- **Problem description**
Set down each entry exactly as given; pictures should not appear in the copy.

- **Data excerpts**

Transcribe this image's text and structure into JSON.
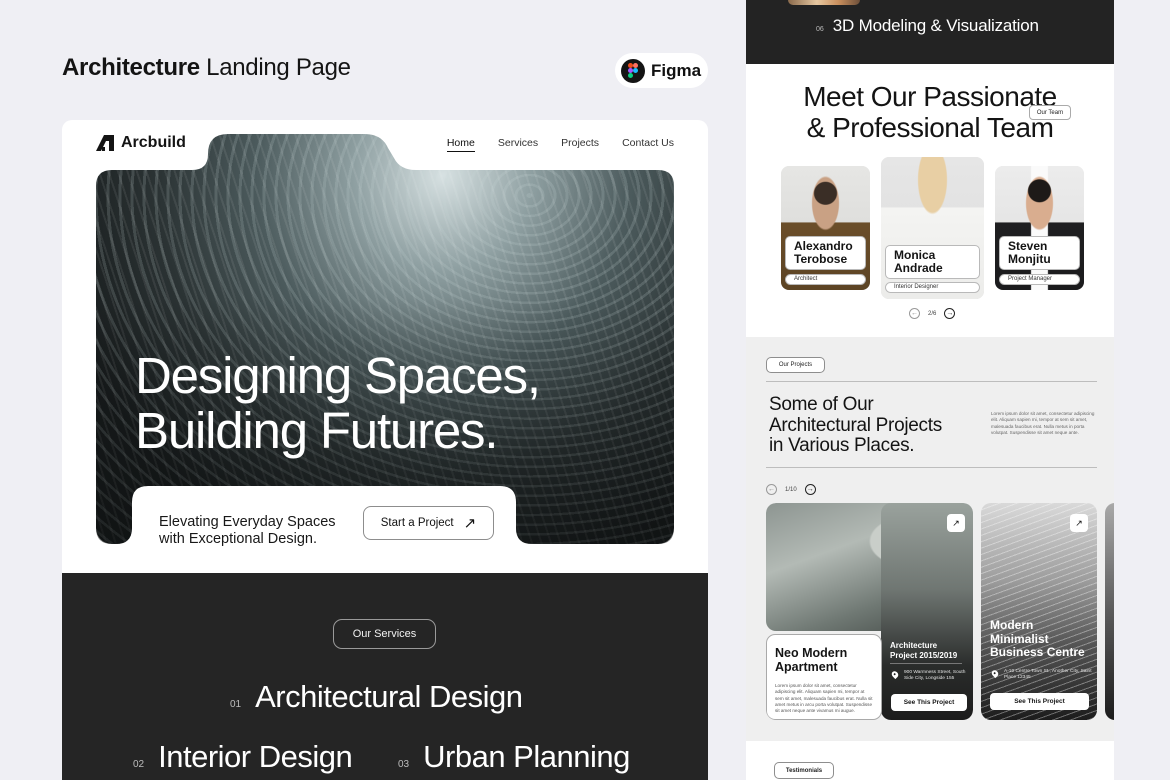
{
  "header": {
    "title_bold": "Architecture",
    "title_light": "Landing Page",
    "figma_badge": "Figma",
    "figma_colors": [
      "#f24e1e",
      "#ff7262",
      "#a259ff",
      "#1abcfe",
      "#0acf83"
    ]
  },
  "left_mockup": {
    "brand": "Arcbuild",
    "nav": [
      {
        "label": "Home",
        "active": true
      },
      {
        "label": "Services",
        "active": false
      },
      {
        "label": "Projects",
        "active": false
      },
      {
        "label": "Contact Us",
        "active": false
      }
    ],
    "hero": {
      "heading_line1": "Designing Spaces,",
      "heading_line2": "Building Futures.",
      "subtext_line1": "Elevating Everyday Spaces",
      "subtext_line2": "with Exceptional Design.",
      "cta_label": "Start a Project",
      "cta_icon": "arrow-up-right-icon"
    },
    "services": {
      "pill": "Our Services",
      "items": [
        {
          "num": "01",
          "label": "Architectural Design"
        },
        {
          "num": "02",
          "label": "Interior Design"
        },
        {
          "num": "03",
          "label": "Urban Planning"
        }
      ]
    }
  },
  "right_mockup": {
    "service_6": {
      "num": "06",
      "label": "3D Modeling & Visualization"
    },
    "team": {
      "title_line1": "Meet Our Passionate",
      "title_line2": "& Professional Team",
      "pill": "Our Team",
      "members": [
        {
          "first": "Alexandro",
          "last": "Terobose",
          "role": "Architect"
        },
        {
          "first": "Monica",
          "last": "Andrade",
          "role": "Interior Designer"
        },
        {
          "first": "Steven",
          "last": "Monjitu",
          "role": "Project Manager"
        }
      ],
      "pager": "2/6"
    },
    "projects": {
      "pill": "Our Projects",
      "title_line1": "Some of Our",
      "title_line2": "Architectural Projects",
      "title_line3": "in Various Places.",
      "description": "Lorem ipsum dolor sit amet, consectetur adipiscing elit. Aliquam sapien mi, tempor at sem sit amet, malesuada faucibus erat. Nulla metus in porta volutpat. Suspendisse sit amet neque ante.",
      "pager": "1/10",
      "cards": [
        {
          "title_line1": "Neo Modern",
          "title_line2": "Apartment",
          "description": "Lorem ipsum dolor sit amet, consectetur adipiscing elit. Aliquam sapien mi, tempor at sem sit amet, malesuada faucibus erat. Nulla sit amet metus in arcu porta volutpat. Suspendisse sit amet neque ante vivamus mi augue.",
          "subtitle_line1": "Architecture",
          "subtitle_line2": "Project 2015/2019",
          "address": "900 Warmness Street, South Side City, Longside 155",
          "button": "See This Project"
        },
        {
          "title_line1": "Modern",
          "title_line2": "Minimalist",
          "title_line3": "Business Centre",
          "address": "A-10 Centre Town St., Another City, Saint Place 12345",
          "button": "See This Project"
        }
      ]
    },
    "testimonials_pill": "Testimonials"
  }
}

- **Finished exercise**
Transcribe this image's text and structure into JSON.
{
  "header": {
    "title_bold": "Architecture",
    "title_light": "Landing Page",
    "figma_badge": "Figma",
    "figma_colors": [
      "#f24e1e",
      "#ff7262",
      "#a259ff",
      "#1abcfe",
      "#0acf83"
    ]
  },
  "left_mockup": {
    "brand": "Arcbuild",
    "nav": [
      {
        "label": "Home",
        "active": true
      },
      {
        "label": "Services",
        "active": false
      },
      {
        "label": "Projects",
        "active": false
      },
      {
        "label": "Contact Us",
        "active": false
      }
    ],
    "hero": {
      "heading_line1": "Designing Spaces,",
      "heading_line2": "Building Futures.",
      "subtext_line1": "Elevating Everyday Spaces",
      "subtext_line2": "with Exceptional Design.",
      "cta_label": "Start a Project",
      "cta_icon": "arrow-up-right-icon"
    },
    "services": {
      "pill": "Our Services",
      "items": [
        {
          "num": "01",
          "label": "Architectural Design"
        },
        {
          "num": "02",
          "label": "Interior Design"
        },
        {
          "num": "03",
          "label": "Urban Planning"
        }
      ]
    }
  },
  "right_mockup": {
    "service_6": {
      "num": "06",
      "label": "3D Modeling & Visualization"
    },
    "team": {
      "title_line1": "Meet Our Passionate",
      "title_line2": "& Professional Team",
      "pill": "Our Team",
      "members": [
        {
          "first": "Alexandro",
          "last": "Terobose",
          "role": "Architect"
        },
        {
          "first": "Monica",
          "last": "Andrade",
          "role": "Interior Designer"
        },
        {
          "first": "Steven",
          "last": "Monjitu",
          "role": "Project Manager"
        }
      ],
      "pager": "2/6"
    },
    "projects": {
      "pill": "Our Projects",
      "title_line1": "Some of Our",
      "title_line2": "Architectural Projects",
      "title_line3": "in Various Places.",
      "description": "Lorem ipsum dolor sit amet, consectetur adipiscing elit. Aliquam sapien mi, tempor at sem sit amet, malesuada faucibus erat. Nulla metus in porta volutpat. Suspendisse sit amet neque ante.",
      "pager": "1/10",
      "cards": [
        {
          "title_line1": "Neo Modern",
          "title_line2": "Apartment",
          "description": "Lorem ipsum dolor sit amet, consectetur adipiscing elit. Aliquam sapien mi, tempor at sem sit amet, malesuada faucibus erat. Nulla sit amet metus in arcu porta volutpat. Suspendisse sit amet neque ante vivamus mi augue.",
          "subtitle_line1": "Architecture",
          "subtitle_line2": "Project 2015/2019",
          "address": "900 Warmness Street, South Side City, Longside 155",
          "button": "See This Project"
        },
        {
          "title_line1": "Modern",
          "title_line2": "Minimalist",
          "title_line3": "Business Centre",
          "address": "A-10 Centre Town St., Another City, Saint Place 12345",
          "button": "See This Project"
        }
      ]
    },
    "testimonials_pill": "Testimonials"
  }
}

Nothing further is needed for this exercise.